* [WHAT IS BEING ASKED]
Collect the lines of the entries where "Bakr" shows up.

Stored data entries
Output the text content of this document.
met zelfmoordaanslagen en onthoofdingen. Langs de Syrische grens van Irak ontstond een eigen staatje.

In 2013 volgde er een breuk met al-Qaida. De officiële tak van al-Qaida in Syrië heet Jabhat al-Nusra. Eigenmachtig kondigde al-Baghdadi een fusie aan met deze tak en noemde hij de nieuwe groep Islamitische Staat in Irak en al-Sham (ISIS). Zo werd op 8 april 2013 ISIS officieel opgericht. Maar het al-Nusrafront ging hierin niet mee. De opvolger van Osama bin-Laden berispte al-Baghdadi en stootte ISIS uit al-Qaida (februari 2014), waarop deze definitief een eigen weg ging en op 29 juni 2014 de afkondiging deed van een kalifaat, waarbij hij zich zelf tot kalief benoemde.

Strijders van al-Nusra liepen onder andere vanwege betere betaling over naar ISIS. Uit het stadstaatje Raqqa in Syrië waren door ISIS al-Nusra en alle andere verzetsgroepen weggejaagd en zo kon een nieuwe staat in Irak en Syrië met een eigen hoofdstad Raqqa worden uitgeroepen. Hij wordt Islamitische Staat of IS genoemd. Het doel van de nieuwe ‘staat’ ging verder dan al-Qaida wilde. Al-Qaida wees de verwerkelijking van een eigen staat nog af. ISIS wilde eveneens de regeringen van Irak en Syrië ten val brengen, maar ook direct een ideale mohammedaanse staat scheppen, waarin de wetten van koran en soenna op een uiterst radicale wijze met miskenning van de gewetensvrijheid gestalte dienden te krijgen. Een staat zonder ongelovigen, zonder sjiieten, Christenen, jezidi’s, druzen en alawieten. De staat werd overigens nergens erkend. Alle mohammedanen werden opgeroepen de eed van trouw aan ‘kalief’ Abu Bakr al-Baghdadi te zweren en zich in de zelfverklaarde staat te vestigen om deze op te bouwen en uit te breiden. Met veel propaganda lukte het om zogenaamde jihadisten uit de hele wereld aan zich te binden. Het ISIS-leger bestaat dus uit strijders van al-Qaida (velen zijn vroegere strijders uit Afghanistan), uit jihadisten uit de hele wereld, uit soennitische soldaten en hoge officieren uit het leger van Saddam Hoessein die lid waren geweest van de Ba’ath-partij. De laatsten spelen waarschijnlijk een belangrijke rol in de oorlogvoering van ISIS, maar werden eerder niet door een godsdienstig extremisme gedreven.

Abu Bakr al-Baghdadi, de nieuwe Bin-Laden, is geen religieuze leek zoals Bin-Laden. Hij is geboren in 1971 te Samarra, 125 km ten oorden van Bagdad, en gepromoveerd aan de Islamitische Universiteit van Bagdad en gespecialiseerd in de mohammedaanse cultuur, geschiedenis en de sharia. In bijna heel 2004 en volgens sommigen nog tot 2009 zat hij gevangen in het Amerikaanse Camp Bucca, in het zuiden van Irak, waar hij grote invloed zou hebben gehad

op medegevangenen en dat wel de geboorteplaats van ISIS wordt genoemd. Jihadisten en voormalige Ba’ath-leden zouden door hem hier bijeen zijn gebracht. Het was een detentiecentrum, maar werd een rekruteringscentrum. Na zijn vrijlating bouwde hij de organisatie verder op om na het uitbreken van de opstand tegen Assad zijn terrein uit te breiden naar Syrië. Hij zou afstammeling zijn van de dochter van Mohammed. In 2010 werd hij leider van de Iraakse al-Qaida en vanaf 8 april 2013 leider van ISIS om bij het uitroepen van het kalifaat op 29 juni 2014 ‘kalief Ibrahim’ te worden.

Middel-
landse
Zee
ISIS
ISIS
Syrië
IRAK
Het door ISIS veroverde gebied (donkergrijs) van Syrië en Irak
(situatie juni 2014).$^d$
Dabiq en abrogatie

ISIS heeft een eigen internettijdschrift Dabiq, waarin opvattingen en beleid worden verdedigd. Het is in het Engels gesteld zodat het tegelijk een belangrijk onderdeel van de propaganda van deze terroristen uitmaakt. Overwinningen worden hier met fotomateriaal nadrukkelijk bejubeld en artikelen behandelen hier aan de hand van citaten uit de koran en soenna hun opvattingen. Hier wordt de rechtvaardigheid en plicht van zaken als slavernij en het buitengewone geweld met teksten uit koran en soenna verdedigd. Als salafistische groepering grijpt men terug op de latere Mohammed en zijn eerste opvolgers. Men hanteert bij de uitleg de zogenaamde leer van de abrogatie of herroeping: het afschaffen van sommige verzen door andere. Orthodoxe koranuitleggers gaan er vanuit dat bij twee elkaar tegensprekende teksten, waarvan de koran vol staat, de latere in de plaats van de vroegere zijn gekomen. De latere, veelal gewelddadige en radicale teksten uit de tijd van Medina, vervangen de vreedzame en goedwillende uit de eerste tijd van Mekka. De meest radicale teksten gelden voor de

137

* [THE ANSWER]
Strijders van al-Nusra liepen onder andere vanwege betere betaling over naar ISIS. Uit het stadstaatje Raqqa in Syrië waren door ISIS al-Nusra en alle andere verzetsgroepen weggejaagd en zo kon een nieuwe staat in Irak en Syrië met een eigen hoofdstad Raqqa worden uitgeroepen. Hij wordt Islamitische Staat of IS genoemd. Het doel van de nieuwe ‘staat’ ging verder dan al-Qaida wilde. Al-Qaida wees de verwerkelijking van een eigen staat nog af. ISIS wilde eveneens de regeringen van Irak en Syrië ten val brengen, maar ook direct een ideale mohammedaanse staat scheppen, waarin de wetten van koran en soenna op een uiterst radicale wijze met miskenning van de gewetensvrijheid gestalte dienden te krijgen. Een staat zonder ongelovigen, zonder sjiieten, Christenen, jezidi’s, druzen en alawieten. De staat werd overigens nergens erkend. Alle mohammedanen werden opgeroepen de eed van trouw aan ‘kalief’ Abu Bakr al-Baghdadi te zweren en zich in de zelfverklaarde staat te vestigen om deze op te bouwen en uit te breiden. Met veel propaganda lukte het om zogenaamde jihadisten uit de hele wereld aan zich te binden. Het ISIS-leger bestaat dus uit strijders van al-Qaida (velen zijn vroegere strijders uit Afghanistan), uit jihadisten uit de hele wereld, uit soennitische soldaten en hoge officieren uit het leger van Saddam Hoessein die lid waren geweest van de Ba’ath-partij. De laatsten spelen waarschijnlijk een belangrijke rol in de oorlogvoering van ISIS, maar werden eerder niet door een godsdienstig extremisme gedreven.
Abu Bakr al-Baghdadi, de nieuwe Bin-Laden, is geen religieuze leek zoals Bin-Laden. Hij is geboren in 1971 te Samarra, 125 km ten oorden van Bagdad, en gepromoveerd aan de Islamitische Universiteit van Bagdad en gespecialiseerd in de mohammedaanse cultuur, geschiedenis en de sharia. In bijna heel 2004 en volgens sommigen nog tot 2009 zat hij gevangen in het Amerikaanse Camp Bucca, in het zuiden van Irak, waar hij grote invloed zou hebben gehad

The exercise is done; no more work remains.